- **Data for this task**:
--

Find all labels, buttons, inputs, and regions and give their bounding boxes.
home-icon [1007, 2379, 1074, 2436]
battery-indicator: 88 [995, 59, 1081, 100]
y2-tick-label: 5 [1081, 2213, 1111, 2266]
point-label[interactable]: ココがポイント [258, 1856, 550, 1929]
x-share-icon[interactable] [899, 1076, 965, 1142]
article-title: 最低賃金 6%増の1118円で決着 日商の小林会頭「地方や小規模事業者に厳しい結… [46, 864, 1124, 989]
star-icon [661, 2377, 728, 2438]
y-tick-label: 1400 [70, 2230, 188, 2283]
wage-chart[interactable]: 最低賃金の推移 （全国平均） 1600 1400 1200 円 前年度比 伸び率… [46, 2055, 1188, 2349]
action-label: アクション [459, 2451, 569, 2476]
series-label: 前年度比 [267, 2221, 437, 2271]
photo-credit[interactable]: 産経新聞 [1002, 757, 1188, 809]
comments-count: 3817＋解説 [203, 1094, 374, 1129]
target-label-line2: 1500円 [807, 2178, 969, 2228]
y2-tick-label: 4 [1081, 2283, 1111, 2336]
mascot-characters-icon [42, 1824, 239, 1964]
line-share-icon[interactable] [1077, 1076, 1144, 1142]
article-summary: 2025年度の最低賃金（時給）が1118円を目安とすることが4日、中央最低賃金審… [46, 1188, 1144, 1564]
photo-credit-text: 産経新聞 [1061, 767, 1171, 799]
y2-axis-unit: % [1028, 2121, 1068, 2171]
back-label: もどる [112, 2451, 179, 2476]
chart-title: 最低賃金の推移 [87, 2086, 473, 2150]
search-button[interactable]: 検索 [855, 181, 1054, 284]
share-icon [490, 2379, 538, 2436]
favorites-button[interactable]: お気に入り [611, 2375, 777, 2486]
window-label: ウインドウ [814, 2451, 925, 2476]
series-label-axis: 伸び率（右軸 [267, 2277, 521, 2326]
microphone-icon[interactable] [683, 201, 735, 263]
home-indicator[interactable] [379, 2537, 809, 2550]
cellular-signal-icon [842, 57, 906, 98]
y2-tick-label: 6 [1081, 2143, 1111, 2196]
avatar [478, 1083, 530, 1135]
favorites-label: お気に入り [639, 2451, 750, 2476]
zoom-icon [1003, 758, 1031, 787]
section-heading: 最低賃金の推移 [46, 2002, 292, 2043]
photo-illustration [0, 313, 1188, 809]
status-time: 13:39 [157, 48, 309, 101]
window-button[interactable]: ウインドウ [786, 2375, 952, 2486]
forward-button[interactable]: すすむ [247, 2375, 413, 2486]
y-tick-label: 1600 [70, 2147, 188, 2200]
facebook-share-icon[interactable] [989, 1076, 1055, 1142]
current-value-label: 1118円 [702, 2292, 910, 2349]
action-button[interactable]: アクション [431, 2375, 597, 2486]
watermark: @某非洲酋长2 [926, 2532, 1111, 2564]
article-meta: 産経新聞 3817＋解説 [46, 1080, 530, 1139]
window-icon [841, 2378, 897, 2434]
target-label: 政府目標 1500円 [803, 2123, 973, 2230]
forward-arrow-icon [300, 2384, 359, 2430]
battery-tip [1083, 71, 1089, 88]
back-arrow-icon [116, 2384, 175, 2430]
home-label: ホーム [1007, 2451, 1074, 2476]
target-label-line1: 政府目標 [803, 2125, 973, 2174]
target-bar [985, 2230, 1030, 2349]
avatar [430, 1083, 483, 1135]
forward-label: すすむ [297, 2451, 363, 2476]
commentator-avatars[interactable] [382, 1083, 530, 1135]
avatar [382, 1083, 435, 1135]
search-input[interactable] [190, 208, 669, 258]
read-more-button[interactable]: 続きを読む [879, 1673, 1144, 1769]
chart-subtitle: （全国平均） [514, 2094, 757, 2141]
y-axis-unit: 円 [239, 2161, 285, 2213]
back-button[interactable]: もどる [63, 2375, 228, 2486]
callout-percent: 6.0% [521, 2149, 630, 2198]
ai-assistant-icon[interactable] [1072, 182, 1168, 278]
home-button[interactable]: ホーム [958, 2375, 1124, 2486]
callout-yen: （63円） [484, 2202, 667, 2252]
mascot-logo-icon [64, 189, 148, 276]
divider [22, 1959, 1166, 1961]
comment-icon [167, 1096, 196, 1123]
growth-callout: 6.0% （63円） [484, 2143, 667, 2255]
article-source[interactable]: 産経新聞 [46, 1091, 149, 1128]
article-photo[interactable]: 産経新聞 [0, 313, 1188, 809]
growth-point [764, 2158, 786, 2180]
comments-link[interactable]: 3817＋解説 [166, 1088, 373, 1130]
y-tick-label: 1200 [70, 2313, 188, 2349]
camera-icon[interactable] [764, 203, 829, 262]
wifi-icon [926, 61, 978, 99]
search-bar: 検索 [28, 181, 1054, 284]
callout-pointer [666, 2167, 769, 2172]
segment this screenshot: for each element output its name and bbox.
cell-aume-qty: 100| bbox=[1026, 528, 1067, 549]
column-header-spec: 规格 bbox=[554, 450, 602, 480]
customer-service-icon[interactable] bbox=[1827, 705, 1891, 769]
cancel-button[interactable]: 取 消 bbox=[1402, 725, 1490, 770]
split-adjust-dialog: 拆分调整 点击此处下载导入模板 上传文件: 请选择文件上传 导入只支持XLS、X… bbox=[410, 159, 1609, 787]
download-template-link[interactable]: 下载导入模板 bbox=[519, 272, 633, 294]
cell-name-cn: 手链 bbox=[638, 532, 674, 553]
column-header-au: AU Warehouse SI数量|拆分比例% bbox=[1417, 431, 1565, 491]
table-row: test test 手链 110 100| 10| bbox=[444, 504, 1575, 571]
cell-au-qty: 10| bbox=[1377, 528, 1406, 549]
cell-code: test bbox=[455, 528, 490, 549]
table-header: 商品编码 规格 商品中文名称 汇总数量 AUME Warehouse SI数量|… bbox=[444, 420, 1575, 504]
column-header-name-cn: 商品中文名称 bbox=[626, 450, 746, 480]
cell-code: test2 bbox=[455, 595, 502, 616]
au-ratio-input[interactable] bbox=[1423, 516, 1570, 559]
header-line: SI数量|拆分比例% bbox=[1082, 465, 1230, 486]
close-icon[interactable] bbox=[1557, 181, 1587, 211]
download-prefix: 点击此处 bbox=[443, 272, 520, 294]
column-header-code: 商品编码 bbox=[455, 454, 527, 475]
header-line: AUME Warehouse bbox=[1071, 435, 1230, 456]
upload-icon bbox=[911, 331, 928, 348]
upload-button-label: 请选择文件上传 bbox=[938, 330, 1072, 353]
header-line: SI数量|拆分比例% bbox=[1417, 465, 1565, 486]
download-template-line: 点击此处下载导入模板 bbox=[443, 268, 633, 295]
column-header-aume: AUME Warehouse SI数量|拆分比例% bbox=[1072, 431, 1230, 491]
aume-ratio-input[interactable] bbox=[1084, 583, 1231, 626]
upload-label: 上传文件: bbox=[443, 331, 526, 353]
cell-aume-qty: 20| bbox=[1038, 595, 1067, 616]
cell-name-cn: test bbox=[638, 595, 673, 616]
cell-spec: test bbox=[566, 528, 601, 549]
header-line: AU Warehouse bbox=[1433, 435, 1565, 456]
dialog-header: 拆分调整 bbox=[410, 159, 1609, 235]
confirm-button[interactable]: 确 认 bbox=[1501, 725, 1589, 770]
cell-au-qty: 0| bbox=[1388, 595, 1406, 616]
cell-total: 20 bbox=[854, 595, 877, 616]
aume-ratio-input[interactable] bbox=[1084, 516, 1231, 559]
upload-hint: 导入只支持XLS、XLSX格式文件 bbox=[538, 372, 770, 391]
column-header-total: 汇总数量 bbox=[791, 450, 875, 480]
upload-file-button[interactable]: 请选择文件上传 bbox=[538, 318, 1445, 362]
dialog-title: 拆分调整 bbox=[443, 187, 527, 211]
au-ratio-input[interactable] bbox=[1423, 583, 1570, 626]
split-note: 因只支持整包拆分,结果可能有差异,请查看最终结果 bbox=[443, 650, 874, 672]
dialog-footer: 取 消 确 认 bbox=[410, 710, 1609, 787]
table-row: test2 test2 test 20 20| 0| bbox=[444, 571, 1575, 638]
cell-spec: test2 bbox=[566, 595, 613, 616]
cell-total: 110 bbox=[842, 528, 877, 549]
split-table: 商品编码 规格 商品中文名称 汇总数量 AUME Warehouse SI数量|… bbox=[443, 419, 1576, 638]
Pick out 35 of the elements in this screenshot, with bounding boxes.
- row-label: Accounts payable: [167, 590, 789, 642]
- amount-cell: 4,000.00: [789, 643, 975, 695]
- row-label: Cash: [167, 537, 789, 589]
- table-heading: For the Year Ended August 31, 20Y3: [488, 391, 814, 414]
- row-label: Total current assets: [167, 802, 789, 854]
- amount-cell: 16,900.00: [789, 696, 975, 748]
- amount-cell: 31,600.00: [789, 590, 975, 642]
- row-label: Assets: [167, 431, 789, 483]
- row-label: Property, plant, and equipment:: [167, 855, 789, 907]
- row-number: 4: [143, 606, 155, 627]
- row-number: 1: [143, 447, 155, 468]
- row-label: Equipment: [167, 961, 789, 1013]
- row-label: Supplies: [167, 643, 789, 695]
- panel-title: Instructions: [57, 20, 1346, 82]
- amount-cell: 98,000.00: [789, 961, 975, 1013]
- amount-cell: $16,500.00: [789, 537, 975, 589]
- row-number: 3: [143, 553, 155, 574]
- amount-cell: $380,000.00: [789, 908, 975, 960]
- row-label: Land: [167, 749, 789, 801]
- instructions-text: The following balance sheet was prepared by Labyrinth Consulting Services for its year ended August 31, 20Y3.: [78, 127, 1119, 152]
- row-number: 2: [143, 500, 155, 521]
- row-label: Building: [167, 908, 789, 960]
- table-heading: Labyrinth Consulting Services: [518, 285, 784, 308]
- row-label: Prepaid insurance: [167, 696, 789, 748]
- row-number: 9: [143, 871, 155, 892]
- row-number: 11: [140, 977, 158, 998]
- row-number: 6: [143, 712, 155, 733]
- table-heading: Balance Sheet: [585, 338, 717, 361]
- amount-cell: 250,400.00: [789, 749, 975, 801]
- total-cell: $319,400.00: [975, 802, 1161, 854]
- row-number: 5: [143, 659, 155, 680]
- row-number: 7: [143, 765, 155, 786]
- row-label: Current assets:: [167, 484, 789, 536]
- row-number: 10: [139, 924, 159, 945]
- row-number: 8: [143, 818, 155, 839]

--

- **Work to be completed**: Format the entries above as a JSON list of strings, one per line and without blank lines, starting at the first line and ending with the line containing "series-label-axis: 伸び率（右軸 [267, 2277, 521, 2326]".

- **Exercise answer**:
[
  "Find all labels, buttons, inputs, and regions and give their bounding boxes.",
  "home-icon [1007, 2379, 1074, 2436]",
  "battery-indicator: 88 [995, 59, 1081, 100]",
  "y2-tick-label: 5 [1081, 2213, 1111, 2266]",
  "point-label[interactable]: ココがポイント [258, 1856, 550, 1929]",
  "x-share-icon[interactable] [899, 1076, 965, 1142]",
  "article-title: 最低賃金 6%増の1118円で決着 日商の小林会頭「地方や小規模事業者に厳しい結… [46, 864, 1124, 989]",
  "star-icon [661, 2377, 728, 2438]",
  "y-tick-label: 1400 [70, 2230, 188, 2283]",
  "wage-chart[interactable]: 最低賃金の推移 （全国平均） 1600 1400 1200 円 前年度比 伸び率… [46, 2055, 1188, 2349]",
  "action-label: アクション [459, 2451, 569, 2476]",
  "series-label: 前年度比 [267, 2221, 437, 2271]",
  "photo-credit[interactable]: 産経新聞 [1002, 757, 1188, 809]",
  "comments-count: 3817＋解説 [203, 1094, 374, 1129]",
  "target-label-line2: 1500円 [807, 2178, 969, 2228]",
  "y2-tick-label: 4 [1081, 2283, 1111, 2336]",
  "mascot-characters-icon [42, 1824, 239, 1964]",
  "line-share-icon[interactable] [1077, 1076, 1144, 1142]",
  "article-summary: 2025年度の最低賃金（時給）が1118円を目安とすることが4日、中央最低賃金審… [46, 1188, 1144, 1564]",
  "photo-credit-text: 産経新聞 [1061, 767, 1171, 799]",
  "y2-axis-unit: % [1028, 2121, 1068, 2171]",
  "back-label: もどる [112, 2451, 179, 2476]",
  "chart-title: 最低賃金の推移 [87, 2086, 473, 2150]",
  "search-button[interactable]: 検索 [855, 181, 1054, 284]",
  "share-icon [490, 2379, 538, 2436]",
  "favorites-button[interactable]: お気に入り [611, 2375, 777, 2486]",
  "window-label: ウインドウ [814, 2451, 925, 2476]",
  "series-label-axis: 伸び率（右軸 [267, 2277, 521, 2326]"
]